▶ Material shown:
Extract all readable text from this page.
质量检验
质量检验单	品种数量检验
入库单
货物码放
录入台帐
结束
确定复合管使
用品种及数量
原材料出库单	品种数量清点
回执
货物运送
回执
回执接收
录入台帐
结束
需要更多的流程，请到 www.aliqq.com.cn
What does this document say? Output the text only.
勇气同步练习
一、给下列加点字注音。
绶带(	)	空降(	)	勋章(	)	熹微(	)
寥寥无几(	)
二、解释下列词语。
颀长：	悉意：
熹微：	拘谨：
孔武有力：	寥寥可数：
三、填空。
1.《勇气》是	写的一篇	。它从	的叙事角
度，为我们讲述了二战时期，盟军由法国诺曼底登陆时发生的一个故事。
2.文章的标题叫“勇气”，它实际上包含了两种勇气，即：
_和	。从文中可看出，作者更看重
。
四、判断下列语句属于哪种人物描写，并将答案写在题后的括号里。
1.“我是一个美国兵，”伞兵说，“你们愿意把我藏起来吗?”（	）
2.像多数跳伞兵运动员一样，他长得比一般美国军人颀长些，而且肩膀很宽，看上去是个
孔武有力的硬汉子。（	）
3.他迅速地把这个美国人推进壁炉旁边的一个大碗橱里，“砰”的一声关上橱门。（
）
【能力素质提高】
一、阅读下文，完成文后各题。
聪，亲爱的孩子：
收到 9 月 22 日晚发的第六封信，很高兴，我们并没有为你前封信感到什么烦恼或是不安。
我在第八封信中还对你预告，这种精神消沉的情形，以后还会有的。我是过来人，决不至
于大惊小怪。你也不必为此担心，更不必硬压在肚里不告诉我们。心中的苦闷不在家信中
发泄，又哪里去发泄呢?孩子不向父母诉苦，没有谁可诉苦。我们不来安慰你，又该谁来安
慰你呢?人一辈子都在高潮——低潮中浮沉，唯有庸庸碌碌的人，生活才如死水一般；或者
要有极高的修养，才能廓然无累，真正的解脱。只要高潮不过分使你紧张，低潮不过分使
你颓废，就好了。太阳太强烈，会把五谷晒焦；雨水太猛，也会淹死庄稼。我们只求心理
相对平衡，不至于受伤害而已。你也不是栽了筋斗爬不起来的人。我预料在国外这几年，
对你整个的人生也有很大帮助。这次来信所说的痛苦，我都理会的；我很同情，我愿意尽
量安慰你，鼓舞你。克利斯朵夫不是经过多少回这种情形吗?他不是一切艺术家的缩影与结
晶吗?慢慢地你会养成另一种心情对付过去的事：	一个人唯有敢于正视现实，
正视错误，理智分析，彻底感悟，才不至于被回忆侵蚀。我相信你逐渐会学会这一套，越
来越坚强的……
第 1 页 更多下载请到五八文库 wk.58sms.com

▶ What is required: Each line of the material above must be retyped precisely.

▶ Task answer:
Extract all readable text from this page.
质量检验
质量检验单	品种数量检验
入库单
货物码放
录入台帐
结束
确定复合管使
用品种及数量
原材料出库单	品种数量清点
回执
货物运送
回执
回执接收
录入台帐
结束
需要更多的流程，请到 www.aliqq.com.cn
What does this document say? Output the text only.
勇气同步练习
一、给下列加点字注音。
绶带(	)	空降(	)	勋章(	)	熹微(	)
寥寥无几(	)
二、解释下列词语。
颀长：	悉意：
熹微：	拘谨：
孔武有力：	寥寥可数：
三、填空。
1.《勇气》是	写的一篇	。它从	的叙事角
度，为我们讲述了二战时期，盟军由法国诺曼底登陆时发生的一个故事。
2.文章的标题叫“勇气”，它实际上包含了两种勇气，即：
_和	。从文中可看出，作者更看重
。
四、判断下列语句属于哪种人物描写，并将答案写在题后的括号里。
1.“我是一个美国兵，”伞兵说，“你们愿意把我藏起来吗?”（	）
2.像多数跳伞兵运动员一样，他长得比一般美国军人颀长些，而且肩膀很宽，看上去是个
孔武有力的硬汉子。（	）
3.他迅速地把这个美国人推进壁炉旁边的一个大碗橱里，“砰”的一声关上橱门。（
）
【能力素质提高】
一、阅读下文，完成文后各题。
聪，亲爱的孩子：
收到 9 月 22 日晚发的第六封信，很高兴，我们并没有为你前封信感到什么烦恼或是不安。
我在第八封信中还对你预告，这种精神消沉的情形，以后还会有的。我是过来人，决不至
于大惊小怪。你也不必为此担心，更不必硬压在肚里不告诉我们。心中的苦闷不在家信中
发泄，又哪里去发泄呢?孩子不向父母诉苦，没有谁可诉苦。我们不来安慰你，又该谁来安
慰你呢?人一辈子都在高潮——低潮中浮沉，唯有庸庸碌碌的人，生活才如死水一般；或者
要有极高的修养，才能廓然无累，真正的解脱。只要高潮不过分使你紧张，低潮不过分使
你颓废，就好了。太阳太强烈，会把五谷晒焦；雨水太猛，也会淹死庄稼。我们只求心理
相对平衡，不至于受伤害而已。你也不是栽了筋斗爬不起来的人。我预料在国外这几年，
对你整个的人生也有很大帮助。这次来信所说的痛苦，我都理会的；我很同情，我愿意尽
量安慰你，鼓舞你。克利斯朵夫不是经过多少回这种情形吗?他不是一切艺术家的缩影与结
晶吗?慢慢地你会养成另一种心情对付过去的事：	一个人唯有敢于正视现实，
正视错误，理智分析，彻底感悟，才不至于被回忆侵蚀。我相信你逐渐会学会这一套，越
来越坚强的……
第 1 页 更多下载请到五八文库 wk.58sms.com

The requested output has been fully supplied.